** begin DATASET ENTRIES **

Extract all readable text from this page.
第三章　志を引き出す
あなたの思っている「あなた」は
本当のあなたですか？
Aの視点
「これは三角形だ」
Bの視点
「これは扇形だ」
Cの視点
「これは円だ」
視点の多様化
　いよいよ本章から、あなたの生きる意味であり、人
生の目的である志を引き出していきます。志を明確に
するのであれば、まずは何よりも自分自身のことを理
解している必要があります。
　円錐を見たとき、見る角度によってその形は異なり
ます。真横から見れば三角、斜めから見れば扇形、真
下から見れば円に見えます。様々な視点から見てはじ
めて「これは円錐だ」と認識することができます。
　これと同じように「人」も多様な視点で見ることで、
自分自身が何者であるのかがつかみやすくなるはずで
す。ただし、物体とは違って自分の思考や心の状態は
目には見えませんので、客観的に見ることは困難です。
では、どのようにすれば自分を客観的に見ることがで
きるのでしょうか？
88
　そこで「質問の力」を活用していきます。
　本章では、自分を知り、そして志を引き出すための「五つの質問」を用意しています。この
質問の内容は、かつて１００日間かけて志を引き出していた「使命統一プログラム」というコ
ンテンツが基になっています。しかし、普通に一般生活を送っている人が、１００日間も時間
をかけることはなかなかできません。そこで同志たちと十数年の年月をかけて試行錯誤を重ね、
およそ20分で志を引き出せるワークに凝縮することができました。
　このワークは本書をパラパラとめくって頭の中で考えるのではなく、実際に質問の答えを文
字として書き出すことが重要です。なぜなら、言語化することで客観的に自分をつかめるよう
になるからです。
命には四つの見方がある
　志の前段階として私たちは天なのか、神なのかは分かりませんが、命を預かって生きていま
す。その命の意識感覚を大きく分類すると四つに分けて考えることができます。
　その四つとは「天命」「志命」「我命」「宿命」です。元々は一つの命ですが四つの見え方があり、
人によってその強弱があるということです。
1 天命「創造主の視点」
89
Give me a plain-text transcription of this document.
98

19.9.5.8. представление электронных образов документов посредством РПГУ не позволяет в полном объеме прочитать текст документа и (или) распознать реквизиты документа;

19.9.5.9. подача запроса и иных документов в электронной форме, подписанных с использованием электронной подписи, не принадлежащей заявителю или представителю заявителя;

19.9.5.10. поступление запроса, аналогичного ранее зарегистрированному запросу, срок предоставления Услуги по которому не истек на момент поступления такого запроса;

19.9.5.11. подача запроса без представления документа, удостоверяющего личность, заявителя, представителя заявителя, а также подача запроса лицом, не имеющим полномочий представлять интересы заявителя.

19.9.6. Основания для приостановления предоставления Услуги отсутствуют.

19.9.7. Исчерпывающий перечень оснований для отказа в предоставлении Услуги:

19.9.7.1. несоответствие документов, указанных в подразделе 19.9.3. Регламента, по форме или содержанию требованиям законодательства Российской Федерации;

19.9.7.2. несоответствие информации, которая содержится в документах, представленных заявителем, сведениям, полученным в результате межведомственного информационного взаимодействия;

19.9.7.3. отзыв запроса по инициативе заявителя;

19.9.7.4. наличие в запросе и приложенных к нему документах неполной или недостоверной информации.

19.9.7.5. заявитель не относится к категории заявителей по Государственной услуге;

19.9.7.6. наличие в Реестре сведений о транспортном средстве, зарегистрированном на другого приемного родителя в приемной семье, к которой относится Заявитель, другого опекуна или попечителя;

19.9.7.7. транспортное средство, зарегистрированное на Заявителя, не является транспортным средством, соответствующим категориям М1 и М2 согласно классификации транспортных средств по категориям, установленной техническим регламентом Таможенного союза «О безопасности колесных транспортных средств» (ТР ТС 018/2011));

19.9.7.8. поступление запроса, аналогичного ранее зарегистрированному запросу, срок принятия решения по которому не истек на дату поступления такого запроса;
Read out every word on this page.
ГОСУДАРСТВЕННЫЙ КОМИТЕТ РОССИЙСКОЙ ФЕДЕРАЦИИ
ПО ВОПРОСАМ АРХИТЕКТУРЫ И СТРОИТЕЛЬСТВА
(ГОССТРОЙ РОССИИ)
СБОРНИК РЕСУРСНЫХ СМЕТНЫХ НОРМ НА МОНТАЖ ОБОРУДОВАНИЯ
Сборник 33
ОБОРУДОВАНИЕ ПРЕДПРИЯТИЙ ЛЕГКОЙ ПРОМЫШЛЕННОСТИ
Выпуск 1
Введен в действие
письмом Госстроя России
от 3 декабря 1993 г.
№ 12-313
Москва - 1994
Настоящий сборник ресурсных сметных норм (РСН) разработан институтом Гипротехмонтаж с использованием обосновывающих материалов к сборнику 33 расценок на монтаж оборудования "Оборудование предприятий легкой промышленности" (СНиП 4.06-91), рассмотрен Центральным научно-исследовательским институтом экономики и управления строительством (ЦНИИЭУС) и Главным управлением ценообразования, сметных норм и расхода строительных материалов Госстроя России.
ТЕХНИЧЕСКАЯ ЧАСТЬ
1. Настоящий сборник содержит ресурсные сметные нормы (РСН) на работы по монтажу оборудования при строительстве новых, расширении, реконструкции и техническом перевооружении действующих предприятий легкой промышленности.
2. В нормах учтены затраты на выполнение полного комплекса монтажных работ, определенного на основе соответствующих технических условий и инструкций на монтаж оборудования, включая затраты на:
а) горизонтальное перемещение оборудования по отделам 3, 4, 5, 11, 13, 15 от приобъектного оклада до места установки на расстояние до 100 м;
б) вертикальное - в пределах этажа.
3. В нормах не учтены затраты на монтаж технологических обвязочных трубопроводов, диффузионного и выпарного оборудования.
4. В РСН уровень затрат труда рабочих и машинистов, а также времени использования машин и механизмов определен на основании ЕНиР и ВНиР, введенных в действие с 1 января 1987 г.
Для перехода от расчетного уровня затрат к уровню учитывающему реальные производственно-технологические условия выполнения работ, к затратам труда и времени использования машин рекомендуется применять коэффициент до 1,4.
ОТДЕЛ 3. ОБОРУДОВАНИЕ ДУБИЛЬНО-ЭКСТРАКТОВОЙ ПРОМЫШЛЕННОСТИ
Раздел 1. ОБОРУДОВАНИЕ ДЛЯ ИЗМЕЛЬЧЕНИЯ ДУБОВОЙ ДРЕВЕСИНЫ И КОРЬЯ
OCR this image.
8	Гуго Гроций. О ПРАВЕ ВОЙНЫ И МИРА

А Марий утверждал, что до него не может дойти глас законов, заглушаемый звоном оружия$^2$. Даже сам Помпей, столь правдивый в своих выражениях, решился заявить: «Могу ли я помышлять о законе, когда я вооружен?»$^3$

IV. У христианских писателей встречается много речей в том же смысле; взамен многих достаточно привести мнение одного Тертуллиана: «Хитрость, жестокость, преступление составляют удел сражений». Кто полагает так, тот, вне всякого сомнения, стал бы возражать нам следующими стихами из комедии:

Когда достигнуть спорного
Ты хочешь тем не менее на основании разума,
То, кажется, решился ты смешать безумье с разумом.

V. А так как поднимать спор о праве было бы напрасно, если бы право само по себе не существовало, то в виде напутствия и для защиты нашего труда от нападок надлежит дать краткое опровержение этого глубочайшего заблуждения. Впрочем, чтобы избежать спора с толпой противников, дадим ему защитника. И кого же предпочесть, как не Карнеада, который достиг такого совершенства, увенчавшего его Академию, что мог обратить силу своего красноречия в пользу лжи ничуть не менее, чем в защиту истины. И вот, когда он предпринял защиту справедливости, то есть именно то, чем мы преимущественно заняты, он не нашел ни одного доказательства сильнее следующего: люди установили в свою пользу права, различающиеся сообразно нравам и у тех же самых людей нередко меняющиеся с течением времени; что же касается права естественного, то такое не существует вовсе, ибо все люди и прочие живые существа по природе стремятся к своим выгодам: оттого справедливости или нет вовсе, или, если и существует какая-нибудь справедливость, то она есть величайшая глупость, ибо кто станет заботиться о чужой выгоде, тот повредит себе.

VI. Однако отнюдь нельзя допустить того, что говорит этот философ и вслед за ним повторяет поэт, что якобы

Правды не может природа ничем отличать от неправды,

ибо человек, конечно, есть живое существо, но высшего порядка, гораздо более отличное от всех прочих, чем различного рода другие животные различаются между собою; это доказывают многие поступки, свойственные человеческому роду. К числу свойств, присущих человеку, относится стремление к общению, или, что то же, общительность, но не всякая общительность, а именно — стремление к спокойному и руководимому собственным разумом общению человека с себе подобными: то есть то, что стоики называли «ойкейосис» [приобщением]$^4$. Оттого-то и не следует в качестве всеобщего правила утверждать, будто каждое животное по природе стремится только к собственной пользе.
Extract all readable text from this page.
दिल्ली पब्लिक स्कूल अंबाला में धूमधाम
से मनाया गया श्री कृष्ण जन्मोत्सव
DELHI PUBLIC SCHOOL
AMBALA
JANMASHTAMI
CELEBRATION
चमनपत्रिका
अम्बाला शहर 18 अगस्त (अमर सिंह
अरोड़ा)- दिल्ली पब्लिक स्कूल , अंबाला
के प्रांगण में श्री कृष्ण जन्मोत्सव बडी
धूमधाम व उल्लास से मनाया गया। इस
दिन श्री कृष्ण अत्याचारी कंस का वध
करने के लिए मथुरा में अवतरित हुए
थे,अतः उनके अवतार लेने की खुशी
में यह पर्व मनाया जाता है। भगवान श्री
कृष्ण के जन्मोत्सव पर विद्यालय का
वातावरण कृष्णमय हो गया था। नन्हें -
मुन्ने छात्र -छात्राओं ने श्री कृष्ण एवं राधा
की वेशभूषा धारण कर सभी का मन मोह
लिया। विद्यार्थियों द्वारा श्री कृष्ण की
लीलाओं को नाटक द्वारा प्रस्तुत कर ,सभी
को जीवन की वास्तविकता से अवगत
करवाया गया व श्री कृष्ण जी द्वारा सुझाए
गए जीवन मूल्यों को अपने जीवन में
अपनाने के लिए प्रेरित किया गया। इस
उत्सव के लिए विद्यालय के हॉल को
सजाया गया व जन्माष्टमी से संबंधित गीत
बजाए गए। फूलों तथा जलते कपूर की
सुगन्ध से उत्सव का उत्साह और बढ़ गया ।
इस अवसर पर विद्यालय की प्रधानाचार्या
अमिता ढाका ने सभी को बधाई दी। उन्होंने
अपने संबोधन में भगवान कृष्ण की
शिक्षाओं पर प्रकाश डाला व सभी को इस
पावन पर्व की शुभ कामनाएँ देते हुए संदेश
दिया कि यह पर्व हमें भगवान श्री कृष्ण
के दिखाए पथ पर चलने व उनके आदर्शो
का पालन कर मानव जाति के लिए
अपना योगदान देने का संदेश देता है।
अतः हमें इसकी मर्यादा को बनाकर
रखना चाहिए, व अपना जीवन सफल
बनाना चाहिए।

** end DATASET ENTRIES **

Collect the lines that hold "документах".

■ RESPONSE ■
19.9.7.2. несоответствие информации, которая содержится в документах, представленных заявителем, сведениям, полученным в результате межведомственного информационного взаимодействия;
19.9.7.4. наличие в запросе и приложенных к нему документах неполной или недостоверной информации.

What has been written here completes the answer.